═════ Records shown
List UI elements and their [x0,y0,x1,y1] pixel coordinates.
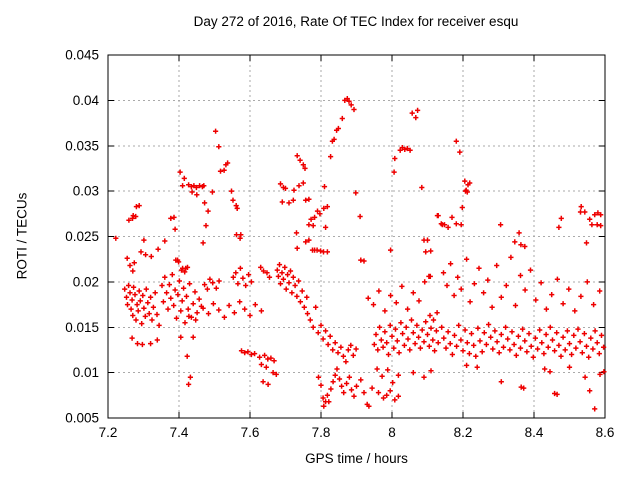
svg-text:0.005: 0.005 [65,411,99,426]
svg-text:7.2: 7.2 [99,425,118,440]
svg-text:0.03: 0.03 [73,184,99,199]
svg-text:7.8: 7.8 [312,425,331,440]
data-points [113,96,607,412]
axis-ticks [107,54,606,419]
svg-text:8.4: 8.4 [525,425,544,440]
svg-text:8: 8 [388,425,396,440]
svg-text:0.035: 0.035 [65,138,99,153]
svg-text:0.025: 0.025 [65,229,99,244]
grid-lines [108,55,605,418]
svg-text:7.4: 7.4 [170,425,189,440]
svg-text:8.2: 8.2 [454,425,473,440]
svg-text:0.04: 0.04 [73,93,100,108]
chart-title: Day 272 of 2016, Rate Of TEC Index for r… [193,14,519,29]
svg-text:7.6: 7.6 [241,425,260,440]
svg-text:0.045: 0.045 [65,48,99,63]
y-tick-labels: 0.005 0.01 0.015 0.02 0.025 0.03 0.035 0.04 0.04… [65,48,99,426]
svg-text:0.01: 0.01 [73,365,99,380]
x-tick-labels: 7.2 7.4 7.6 7.8 8 8.2 8.4 8.6 [99,425,615,440]
svg-text:8.6: 8.6 [596,425,615,440]
svg-text:0.02: 0.02 [73,274,99,289]
x-axis-label: GPS time / hours [305,451,408,466]
svg-text:0.015: 0.015 [65,320,99,335]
══════════
Work required
Render each line of the records above as a numbered list. Skip blank lines and omit the pictures.

Answer in full
1. List UI elements and their [x0,y0,x1,y1] pixel coordinates.
2. svg-text:0.005: 0.005 [65,411,99,426]
3. svg-text:7.2: 7.2 [99,425,118,440]
4. svg-text:0.03: 0.03 [73,184,99,199]
5. svg-text:7.8: 7.8 [312,425,331,440]
6. data-points [113,96,607,412]
7. axis-ticks [107,54,606,419]
8. svg-text:8.4: 8.4 [525,425,544,440]
9. svg-text:8: 8 [388,425,396,440]
10. svg-text:0.035: 0.035 [65,138,99,153]
11. svg-text:0.025: 0.025 [65,229,99,244]
12. grid-lines [108,55,605,418]
13. svg-text:7.4: 7.4 [170,425,189,440]
14. svg-text:8.2: 8.2 [454,425,473,440]
15. svg-text:0.04: 0.04 [73,93,100,108]
16. chart-title: Day 272 of 2016, Rate Of TEC Index for r… [193,14,519,29]
17. svg-text:7.6: 7.6 [241,425,260,440]
18. svg-text:0.045: 0.045 [65,48,99,63]
19. y-tick-labels: 0.005 0.01 0.015 0.02 0.025 0.03 0.035 0.04 0.04… [65,48,99,426]
20. svg-text:0.01: 0.01 [73,365,99,380]
21. x-tick-labels: 7.2 7.4 7.6 7.8 8 8.2 8.4 8.6 [99,425,615,440]
22. svg-text:8.6: 8.6 [596,425,615,440]
23. svg-text:0.02: 0.02 [73,274,99,289]
24. x-axis-label: GPS time / hours [305,451,408,466]
25. svg-text:0.015: 0.015 [65,320,99,335]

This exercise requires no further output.